:: Listed entries

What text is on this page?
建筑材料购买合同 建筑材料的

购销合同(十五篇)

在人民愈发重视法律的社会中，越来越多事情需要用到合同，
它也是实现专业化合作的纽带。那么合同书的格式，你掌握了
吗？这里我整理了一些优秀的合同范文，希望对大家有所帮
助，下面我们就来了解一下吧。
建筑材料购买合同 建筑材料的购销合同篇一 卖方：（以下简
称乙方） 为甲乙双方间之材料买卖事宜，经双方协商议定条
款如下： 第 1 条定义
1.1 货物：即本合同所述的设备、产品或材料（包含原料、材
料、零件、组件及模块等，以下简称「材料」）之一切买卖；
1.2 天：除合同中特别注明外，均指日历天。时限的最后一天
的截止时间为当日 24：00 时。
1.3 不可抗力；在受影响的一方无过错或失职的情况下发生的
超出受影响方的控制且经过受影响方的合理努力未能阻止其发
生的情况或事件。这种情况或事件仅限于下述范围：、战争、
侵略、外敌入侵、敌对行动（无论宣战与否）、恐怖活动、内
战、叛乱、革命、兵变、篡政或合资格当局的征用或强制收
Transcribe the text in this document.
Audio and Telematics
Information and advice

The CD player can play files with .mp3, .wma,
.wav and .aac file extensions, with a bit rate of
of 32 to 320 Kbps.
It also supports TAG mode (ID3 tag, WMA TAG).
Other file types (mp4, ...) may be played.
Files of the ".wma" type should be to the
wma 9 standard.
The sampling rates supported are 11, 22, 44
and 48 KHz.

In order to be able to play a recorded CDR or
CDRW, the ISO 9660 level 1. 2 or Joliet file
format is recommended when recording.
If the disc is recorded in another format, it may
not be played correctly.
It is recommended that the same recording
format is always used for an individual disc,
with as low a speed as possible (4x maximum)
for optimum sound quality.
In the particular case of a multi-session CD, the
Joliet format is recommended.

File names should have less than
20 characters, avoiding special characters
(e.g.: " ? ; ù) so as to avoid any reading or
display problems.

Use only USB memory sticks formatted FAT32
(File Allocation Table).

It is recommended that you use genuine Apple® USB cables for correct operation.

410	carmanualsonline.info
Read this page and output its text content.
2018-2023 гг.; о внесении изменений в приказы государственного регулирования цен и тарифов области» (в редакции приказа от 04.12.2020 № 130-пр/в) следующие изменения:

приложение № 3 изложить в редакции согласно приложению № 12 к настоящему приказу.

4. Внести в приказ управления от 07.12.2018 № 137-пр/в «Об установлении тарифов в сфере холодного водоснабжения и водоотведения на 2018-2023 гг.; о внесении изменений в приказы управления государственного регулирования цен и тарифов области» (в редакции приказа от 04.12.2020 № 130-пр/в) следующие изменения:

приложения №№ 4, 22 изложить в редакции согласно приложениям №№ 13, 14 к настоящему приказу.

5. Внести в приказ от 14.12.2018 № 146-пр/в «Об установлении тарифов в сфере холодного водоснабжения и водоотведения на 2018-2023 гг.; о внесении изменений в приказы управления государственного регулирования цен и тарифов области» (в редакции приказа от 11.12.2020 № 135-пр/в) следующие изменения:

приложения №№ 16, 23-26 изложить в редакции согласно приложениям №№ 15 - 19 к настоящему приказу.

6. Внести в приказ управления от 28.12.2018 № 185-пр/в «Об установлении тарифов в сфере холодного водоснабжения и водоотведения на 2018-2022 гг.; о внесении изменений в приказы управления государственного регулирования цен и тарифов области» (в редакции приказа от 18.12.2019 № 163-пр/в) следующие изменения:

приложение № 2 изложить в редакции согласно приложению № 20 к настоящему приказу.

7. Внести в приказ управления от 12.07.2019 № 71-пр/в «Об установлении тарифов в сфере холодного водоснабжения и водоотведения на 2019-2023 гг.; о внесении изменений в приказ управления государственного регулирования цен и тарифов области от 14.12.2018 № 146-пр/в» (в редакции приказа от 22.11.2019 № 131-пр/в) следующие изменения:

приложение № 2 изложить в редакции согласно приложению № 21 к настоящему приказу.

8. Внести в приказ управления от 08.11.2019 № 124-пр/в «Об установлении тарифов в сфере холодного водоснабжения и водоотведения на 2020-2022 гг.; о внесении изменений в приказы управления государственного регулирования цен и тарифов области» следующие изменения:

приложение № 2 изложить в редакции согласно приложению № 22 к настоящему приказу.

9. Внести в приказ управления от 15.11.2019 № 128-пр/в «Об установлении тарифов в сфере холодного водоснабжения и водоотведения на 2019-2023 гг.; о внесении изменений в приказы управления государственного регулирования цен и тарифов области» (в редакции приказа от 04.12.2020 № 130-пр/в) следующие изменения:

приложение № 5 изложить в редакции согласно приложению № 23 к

::::

Find all lines holding the string "приложение" and copy them.

■ Exercise result:
приложение № 3 изложить в редакции согласно приложению № 12 к настоящему приказу.
приложение № 2 изложить в редакции согласно приложению № 20 к настоящему приказу.
приложение № 2 изложить в редакции согласно приложению № 21 к настоящему приказу.
приложение № 2 изложить в редакции согласно приложению № 22 к настоящему приказу.
приложение № 5 изложить в редакции согласно приложению № 23 к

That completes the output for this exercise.